* _Given exercise_: Each line that holds the word "recorded" should be returned.

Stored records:
◇ ◇ ◇ ◇ ◇ ◇ ◇

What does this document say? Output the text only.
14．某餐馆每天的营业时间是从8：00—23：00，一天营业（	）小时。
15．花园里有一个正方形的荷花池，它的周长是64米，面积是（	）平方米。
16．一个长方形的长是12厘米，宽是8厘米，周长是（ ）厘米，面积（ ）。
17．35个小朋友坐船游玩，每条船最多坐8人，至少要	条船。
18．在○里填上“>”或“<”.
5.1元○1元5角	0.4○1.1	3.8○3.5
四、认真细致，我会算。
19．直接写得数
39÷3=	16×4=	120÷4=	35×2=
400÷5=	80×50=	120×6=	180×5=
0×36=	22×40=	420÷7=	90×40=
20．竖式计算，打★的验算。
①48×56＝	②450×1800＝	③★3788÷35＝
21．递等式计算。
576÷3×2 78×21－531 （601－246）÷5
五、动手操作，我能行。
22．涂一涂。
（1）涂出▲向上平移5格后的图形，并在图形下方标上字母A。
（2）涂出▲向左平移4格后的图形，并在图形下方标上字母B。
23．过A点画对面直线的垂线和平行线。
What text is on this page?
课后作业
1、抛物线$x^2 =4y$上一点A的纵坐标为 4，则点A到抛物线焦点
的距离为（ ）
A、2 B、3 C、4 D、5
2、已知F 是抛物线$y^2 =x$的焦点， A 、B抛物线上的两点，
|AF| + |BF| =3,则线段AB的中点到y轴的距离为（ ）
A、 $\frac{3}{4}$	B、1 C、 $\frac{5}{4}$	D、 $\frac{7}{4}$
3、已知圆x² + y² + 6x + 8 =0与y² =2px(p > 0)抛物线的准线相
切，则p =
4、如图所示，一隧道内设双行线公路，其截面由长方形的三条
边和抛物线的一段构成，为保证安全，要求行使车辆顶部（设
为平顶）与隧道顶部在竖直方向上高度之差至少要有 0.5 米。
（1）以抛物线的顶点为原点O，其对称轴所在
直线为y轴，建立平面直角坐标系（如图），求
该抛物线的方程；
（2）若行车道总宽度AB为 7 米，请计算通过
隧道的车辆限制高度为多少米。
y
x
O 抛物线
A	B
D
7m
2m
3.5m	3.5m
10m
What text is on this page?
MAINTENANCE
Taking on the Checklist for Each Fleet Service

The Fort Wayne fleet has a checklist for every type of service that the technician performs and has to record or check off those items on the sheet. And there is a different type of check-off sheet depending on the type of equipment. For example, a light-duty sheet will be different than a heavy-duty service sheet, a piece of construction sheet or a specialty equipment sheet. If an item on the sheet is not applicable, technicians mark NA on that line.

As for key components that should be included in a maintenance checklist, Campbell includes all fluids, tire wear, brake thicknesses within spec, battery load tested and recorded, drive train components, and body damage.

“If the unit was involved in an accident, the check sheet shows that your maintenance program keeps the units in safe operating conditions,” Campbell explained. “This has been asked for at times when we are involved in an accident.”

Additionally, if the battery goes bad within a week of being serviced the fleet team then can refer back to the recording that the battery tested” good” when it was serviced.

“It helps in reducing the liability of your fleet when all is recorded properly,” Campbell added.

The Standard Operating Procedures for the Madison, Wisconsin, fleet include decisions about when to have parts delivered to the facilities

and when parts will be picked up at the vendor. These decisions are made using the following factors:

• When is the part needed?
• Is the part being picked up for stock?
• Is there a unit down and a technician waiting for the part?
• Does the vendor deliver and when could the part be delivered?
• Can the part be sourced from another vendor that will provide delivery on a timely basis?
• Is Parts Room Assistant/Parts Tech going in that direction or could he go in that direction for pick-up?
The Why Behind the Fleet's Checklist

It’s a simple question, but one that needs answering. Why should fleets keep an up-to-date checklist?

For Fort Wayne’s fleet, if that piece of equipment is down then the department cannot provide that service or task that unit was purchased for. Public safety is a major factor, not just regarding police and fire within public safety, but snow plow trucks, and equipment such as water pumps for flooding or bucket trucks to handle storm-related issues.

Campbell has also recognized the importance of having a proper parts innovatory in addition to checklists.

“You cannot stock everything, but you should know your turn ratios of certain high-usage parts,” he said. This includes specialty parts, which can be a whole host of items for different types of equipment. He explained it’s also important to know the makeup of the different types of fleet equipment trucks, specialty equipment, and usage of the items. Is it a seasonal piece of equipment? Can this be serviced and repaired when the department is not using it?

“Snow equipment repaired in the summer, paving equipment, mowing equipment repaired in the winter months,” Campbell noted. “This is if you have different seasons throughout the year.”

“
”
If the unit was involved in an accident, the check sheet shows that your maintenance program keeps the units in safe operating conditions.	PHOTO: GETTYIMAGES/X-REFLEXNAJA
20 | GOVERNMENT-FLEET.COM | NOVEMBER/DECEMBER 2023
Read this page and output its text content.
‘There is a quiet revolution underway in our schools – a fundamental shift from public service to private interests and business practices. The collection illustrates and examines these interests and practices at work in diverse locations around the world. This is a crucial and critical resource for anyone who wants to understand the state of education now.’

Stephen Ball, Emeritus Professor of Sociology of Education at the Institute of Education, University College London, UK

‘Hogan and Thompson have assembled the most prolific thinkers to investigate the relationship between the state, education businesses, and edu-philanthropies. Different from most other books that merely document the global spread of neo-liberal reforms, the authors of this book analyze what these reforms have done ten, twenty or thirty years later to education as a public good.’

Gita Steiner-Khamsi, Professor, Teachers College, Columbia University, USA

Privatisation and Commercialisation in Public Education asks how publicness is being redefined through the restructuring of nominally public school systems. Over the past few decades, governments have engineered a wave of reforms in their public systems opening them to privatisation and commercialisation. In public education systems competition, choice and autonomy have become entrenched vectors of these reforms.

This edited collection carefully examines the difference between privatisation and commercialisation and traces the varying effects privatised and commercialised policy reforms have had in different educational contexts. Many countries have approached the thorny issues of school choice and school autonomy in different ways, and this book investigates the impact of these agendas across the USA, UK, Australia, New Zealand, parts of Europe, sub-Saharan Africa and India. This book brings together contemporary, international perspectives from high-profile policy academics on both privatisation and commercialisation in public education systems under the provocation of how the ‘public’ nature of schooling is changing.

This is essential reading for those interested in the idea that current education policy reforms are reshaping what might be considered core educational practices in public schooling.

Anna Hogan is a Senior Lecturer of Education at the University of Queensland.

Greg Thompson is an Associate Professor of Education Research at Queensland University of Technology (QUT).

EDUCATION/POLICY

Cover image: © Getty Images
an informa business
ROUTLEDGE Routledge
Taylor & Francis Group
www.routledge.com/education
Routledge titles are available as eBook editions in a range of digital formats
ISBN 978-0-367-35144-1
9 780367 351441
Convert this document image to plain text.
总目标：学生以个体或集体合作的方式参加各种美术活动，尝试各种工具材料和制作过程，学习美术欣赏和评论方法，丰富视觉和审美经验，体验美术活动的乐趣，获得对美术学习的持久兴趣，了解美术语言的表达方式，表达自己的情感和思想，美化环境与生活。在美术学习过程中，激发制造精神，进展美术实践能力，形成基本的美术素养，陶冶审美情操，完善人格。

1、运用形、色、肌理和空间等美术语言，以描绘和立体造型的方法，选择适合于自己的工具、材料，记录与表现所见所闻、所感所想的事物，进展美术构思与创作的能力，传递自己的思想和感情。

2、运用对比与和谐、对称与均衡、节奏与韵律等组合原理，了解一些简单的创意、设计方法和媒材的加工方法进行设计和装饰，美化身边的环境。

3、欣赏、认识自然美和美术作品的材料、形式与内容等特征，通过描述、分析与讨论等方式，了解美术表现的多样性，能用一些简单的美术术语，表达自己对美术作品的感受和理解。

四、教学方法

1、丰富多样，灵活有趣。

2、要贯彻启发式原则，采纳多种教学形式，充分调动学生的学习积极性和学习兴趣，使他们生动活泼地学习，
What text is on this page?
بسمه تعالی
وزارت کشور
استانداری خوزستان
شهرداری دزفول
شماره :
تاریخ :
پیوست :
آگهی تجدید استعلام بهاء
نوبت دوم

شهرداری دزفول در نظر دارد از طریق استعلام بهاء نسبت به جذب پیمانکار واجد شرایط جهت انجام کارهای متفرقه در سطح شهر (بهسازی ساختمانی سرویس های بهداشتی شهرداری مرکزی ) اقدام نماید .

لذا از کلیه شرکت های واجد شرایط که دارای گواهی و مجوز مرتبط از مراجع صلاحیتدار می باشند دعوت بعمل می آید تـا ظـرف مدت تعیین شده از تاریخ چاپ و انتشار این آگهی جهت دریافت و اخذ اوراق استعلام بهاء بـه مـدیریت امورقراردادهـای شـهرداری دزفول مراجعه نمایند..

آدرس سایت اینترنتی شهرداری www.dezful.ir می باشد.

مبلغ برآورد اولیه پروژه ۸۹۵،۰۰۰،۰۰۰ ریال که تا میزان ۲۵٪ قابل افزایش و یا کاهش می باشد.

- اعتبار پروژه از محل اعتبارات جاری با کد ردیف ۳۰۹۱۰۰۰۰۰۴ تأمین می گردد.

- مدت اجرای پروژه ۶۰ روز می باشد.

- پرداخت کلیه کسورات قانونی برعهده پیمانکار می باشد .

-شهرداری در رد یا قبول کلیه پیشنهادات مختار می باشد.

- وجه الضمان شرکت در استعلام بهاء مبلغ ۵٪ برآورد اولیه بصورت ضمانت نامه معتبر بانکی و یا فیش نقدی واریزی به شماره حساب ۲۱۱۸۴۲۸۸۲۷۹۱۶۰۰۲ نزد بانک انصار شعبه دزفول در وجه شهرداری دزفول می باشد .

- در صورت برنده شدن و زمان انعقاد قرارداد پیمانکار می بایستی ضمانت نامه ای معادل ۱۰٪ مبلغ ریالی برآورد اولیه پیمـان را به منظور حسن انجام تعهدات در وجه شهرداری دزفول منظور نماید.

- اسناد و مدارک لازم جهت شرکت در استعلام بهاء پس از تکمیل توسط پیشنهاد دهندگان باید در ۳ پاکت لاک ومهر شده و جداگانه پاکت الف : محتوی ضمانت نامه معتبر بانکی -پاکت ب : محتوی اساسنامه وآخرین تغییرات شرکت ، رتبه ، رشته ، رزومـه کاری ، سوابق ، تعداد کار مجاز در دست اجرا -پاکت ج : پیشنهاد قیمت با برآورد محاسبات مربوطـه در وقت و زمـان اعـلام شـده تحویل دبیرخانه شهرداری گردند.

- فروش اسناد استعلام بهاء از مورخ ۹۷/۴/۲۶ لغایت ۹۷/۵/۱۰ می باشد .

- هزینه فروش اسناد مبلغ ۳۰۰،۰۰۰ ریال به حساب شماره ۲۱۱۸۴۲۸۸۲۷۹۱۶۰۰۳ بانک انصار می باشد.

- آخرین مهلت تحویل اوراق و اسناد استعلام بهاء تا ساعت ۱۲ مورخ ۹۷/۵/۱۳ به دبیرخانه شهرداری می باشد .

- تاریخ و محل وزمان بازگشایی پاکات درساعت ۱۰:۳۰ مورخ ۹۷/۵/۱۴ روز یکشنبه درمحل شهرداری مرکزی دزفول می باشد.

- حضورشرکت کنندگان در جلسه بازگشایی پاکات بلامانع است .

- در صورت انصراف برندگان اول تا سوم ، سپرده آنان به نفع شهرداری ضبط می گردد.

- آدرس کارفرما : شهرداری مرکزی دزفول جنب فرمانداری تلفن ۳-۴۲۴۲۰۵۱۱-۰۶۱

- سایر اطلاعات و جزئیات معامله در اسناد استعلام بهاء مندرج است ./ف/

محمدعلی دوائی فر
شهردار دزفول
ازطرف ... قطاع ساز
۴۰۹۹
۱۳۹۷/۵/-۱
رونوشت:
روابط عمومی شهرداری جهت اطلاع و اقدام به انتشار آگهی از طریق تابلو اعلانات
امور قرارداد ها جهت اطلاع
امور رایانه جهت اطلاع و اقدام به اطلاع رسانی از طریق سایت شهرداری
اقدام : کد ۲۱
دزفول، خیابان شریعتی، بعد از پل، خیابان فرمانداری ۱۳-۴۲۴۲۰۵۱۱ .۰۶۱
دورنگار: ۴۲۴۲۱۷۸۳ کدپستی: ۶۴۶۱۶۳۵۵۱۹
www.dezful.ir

◇ ◇ ◇ ◇ ◇ ◇ ◇

* _Final result_:
As for key components that should be included in a maintenance checklist, Campbell includes all fluids, tire wear, brake thicknesses within spec, battery load tested and recorded, drive train components, and body damage.
“It helps in reducing the liability of your fleet when all is recorded properly,” Campbell added.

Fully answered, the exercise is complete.